> [What the task requires] Return the records in full, exactly as given.
* BEGIN Task material *
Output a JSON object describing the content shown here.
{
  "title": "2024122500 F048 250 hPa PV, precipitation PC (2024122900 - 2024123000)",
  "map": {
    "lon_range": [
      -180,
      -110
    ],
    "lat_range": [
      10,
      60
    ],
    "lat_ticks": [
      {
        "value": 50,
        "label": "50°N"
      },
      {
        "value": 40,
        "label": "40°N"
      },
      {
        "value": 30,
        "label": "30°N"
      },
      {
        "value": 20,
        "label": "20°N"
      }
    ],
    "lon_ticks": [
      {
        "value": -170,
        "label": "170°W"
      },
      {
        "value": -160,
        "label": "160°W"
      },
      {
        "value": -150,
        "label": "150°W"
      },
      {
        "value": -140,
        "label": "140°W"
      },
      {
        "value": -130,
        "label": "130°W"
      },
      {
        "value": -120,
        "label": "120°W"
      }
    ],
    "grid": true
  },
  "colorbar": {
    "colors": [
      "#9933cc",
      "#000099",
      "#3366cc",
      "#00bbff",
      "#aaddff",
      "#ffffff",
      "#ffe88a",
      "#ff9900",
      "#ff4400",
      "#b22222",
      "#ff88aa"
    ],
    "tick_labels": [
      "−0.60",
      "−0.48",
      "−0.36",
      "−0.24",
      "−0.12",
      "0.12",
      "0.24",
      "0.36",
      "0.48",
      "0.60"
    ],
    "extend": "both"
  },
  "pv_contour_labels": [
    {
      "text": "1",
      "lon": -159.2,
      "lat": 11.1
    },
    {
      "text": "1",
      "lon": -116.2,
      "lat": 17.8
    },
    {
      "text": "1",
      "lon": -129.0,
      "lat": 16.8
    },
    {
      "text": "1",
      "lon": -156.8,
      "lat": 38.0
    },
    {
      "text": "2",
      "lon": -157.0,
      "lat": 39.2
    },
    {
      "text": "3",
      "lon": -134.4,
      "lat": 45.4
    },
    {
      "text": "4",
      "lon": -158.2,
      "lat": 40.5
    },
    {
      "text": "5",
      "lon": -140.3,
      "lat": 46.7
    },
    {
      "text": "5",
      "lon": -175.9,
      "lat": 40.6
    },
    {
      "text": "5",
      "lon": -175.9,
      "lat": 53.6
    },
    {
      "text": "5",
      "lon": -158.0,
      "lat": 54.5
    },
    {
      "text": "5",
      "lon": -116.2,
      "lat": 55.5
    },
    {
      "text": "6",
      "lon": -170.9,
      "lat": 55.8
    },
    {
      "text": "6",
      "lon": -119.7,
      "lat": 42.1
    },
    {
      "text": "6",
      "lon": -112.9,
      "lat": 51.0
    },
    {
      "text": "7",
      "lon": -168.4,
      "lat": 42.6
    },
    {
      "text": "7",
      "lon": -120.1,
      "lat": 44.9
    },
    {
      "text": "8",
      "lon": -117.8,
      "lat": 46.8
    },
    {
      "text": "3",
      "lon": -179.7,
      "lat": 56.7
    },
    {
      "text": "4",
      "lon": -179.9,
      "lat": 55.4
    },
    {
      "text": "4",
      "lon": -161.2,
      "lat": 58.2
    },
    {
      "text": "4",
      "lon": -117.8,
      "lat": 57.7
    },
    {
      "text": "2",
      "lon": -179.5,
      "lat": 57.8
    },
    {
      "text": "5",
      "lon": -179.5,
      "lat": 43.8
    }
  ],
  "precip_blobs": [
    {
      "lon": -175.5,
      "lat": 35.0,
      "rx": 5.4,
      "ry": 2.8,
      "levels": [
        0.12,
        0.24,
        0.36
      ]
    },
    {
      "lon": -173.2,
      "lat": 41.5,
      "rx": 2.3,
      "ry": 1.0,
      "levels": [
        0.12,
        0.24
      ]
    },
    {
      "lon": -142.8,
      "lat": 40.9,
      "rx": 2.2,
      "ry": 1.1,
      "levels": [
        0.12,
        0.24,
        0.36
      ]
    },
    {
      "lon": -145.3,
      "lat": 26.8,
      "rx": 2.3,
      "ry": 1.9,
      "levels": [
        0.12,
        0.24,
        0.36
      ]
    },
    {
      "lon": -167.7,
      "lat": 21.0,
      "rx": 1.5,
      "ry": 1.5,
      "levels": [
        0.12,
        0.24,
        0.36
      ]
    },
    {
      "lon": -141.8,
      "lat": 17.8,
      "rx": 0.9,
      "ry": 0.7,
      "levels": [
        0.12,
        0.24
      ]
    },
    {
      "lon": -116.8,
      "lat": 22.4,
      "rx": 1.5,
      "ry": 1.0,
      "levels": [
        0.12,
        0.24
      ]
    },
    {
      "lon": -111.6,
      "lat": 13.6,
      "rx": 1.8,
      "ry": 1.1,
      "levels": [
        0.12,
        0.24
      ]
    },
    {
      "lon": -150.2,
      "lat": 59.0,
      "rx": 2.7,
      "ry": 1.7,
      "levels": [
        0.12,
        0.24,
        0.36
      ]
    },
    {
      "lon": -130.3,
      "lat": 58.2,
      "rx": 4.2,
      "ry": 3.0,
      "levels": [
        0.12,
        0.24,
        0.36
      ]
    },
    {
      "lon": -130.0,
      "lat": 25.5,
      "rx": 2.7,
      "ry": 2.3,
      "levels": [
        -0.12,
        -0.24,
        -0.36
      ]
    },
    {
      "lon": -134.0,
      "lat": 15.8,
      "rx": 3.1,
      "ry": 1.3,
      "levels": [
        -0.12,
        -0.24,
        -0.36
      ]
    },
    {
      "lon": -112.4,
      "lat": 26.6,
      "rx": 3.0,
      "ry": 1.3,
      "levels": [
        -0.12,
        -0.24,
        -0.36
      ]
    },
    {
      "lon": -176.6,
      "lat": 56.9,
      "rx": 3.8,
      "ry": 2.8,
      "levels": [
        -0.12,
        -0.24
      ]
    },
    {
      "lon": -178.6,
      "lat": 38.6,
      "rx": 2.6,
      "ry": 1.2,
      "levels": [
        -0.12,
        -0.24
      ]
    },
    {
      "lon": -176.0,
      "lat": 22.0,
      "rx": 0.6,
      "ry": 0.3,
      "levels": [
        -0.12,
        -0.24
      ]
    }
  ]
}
* END Task material *
> [Solution for this problem]
Output a JSON object describing the content shown here.
{
  "title": "2024122500 F048 250 hPa PV, precipitation PC (2024122900 - 2024123000)",
  "map": {
    "lon_range": [
      -180,
      -110
    ],
    "lat_range": [
      10,
      60
    ],
    "lat_ticks": [
      {
        "value": 50,
        "label": "50°N"
      },
      {
        "value": 40,
        "label": "40°N"
      },
      {
        "value": 30,
        "label": "30°N"
      },
      {
        "value": 20,
        "label": "20°N"
      }
    ],
    "lon_ticks": [
      {
        "value": -170,
        "label": "170°W"
      },
      {
        "value": -160,
        "label": "160°W"
      },
      {
        "value": -150,
        "label": "150°W"
      },
      {
        "value": -140,
        "label": "140°W"
      },
      {
        "value": -130,
        "label": "130°W"
      },
      {
        "value": -120,
        "label": "120°W"
      }
    ],
    "grid": true
  },
  "colorbar": {
    "colors": [
      "#9933cc",
      "#000099",
      "#3366cc",
      "#00bbff",
      "#aaddff",
      "#ffffff",
      "#ffe88a",
      "#ff9900",
      "#ff4400",
      "#b22222",
      "#ff88aa"
    ],
    "tick_labels": [
      "−0.60",
      "−0.48",
      "−0.36",
      "−0.24",
      "−0.12",
      "0.12",
      "0.24",
      "0.36",
      "0.48",
      "0.60"
    ],
    "extend": "both"
  },
  "pv_contour_labels": [
    {
      "text": "1",
      "lon": -159.2,
      "lat": 11.1
    },
    {
      "text": "1",
      "lon": -116.2,
      "lat": 17.8
    },
    {
      "text": "1",
      "lon": -129.0,
      "lat": 16.8
    },
    {
      "text": "1",
      "lon": -156.8,
      "lat": 38.0
    },
    {
      "text": "2",
      "lon": -157.0,
      "lat": 39.2
    },
    {
      "text": "3",
      "lon": -134.4,
      "lat": 45.4
    },
    {
      "text": "4",
      "lon": -158.2,
      "lat": 40.5
    },
    {
      "text": "5",
      "lon": -140.3,
      "lat": 46.7
    },
    {
      "text": "5",
      "lon": -175.9,
      "lat": 40.6
    },
    {
      "text": "5",
      "lon": -175.9,
      "lat": 53.6
    },
    {
      "text": "5",
      "lon": -158.0,
      "lat": 54.5
    },
    {
      "text": "5",
      "lon": -116.2,
      "lat": 55.5
    },
    {
      "text": "6",
      "lon": -170.9,
      "lat": 55.8
    },
    {
      "text": "6",
      "lon": -119.7,
      "lat": 42.1
    },
    {
      "text": "6",
      "lon": -112.9,
      "lat": 51.0
    },
    {
      "text": "7",
      "lon": -168.4,
      "lat": 42.6
    },
    {
      "text": "7",
      "lon": -120.1,
      "lat": 44.9
    },
    {
      "text": "8",
      "lon": -117.8,
      "lat": 46.8
    },
    {
      "text": "3",
      "lon": -179.7,
      "lat": 56.7
    },
    {
      "text": "4",
      "lon": -179.9,
      "lat": 55.4
    },
    {
      "text": "4",
      "lon": -161.2,
      "lat": 58.2
    },
    {
      "text": "4",
      "lon": -117.8,
      "lat": 57.7
    },
    {
      "text": "2",
      "lon": -179.5,
      "lat": 57.8
    },
    {
      "text": "5",
      "lon": -179.5,
      "lat": 43.8
    }
  ],
  "precip_blobs": [
    {
      "lon": -175.5,
      "lat": 35.0,
      "rx": 5.4,
      "ry": 2.8,
      "levels": [
        0.12,
        0.24,
        0.36
      ]
    },
    {
      "lon": -173.2,
      "lat": 41.5,
      "rx": 2.3,
      "ry": 1.0,
      "levels": [
        0.12,
        0.24
      ]
    },
    {
      "lon": -142.8,
      "lat": 40.9,
      "rx": 2.2,
      "ry": 1.1,
      "levels": [
        0.12,
        0.24,
        0.36
      ]
    },
    {
      "lon": -145.3,
      "lat": 26.8,
      "rx": 2.3,
      "ry": 1.9,
      "levels": [
        0.12,
        0.24,
        0.36
      ]
    },
    {
      "lon": -167.7,
      "lat": 21.0,
      "rx": 1.5,
      "ry": 1.5,
      "levels": [
        0.12,
        0.24,
        0.36
      ]
    },
    {
      "lon": -141.8,
      "lat": 17.8,
      "rx": 0.9,
      "ry": 0.7,
      "levels": [
        0.12,
        0.24
      ]
    },
    {
      "lon": -116.8,
      "lat": 22.4,
      "rx": 1.5,
      "ry": 1.0,
      "levels": [
        0.12,
        0.24
      ]
    },
    {
      "lon": -111.6,
      "lat": 13.6,
      "rx": 1.8,
      "ry": 1.1,
      "levels": [
        0.12,
        0.24
      ]
    },
    {
      "lon": -150.2,
      "lat": 59.0,
      "rx": 2.7,
      "ry": 1.7,
      "levels": [
        0.12,
        0.24,
        0.36
      ]
    },
    {
      "lon": -130.3,
      "lat": 58.2,
      "rx": 4.2,
      "ry": 3.0,
      "levels": [
        0.12,
        0.24,
        0.36
      ]
    },
    {
      "lon": -130.0,
      "lat": 25.5,
      "rx": 2.7,
      "ry": 2.3,
      "levels": [
        -0.12,
        -0.24,
        -0.36
      ]
    },
    {
      "lon": -134.0,
      "lat": 15.8,
      "rx": 3.1,
      "ry": 1.3,
      "levels": [
        -0.12,
        -0.24,
        -0.36
      ]
    },
    {
      "lon": -112.4,
      "lat": 26.6,
      "rx": 3.0,
      "ry": 1.3,
      "levels": [
        -0.12,
        -0.24,
        -0.36
      ]
    },
    {
      "lon": -176.6,
      "lat": 56.9,
      "rx": 3.8,
      "ry": 2.8,
      "levels": [
        -0.12,
        -0.24
      ]
    },
    {
      "lon": -178.6,
      "lat": 38.6,
      "rx": 2.6,
      "ry": 1.2,
      "levels": [
        -0.12,
        -0.24
      ]
    },
    {
      "lon": -176.0,
      "lat": 22.0,
      "rx": 0.6,
      "ry": 0.3,
      "levels": [
        -0.12,
        -0.24
      ]
    }
  ]
}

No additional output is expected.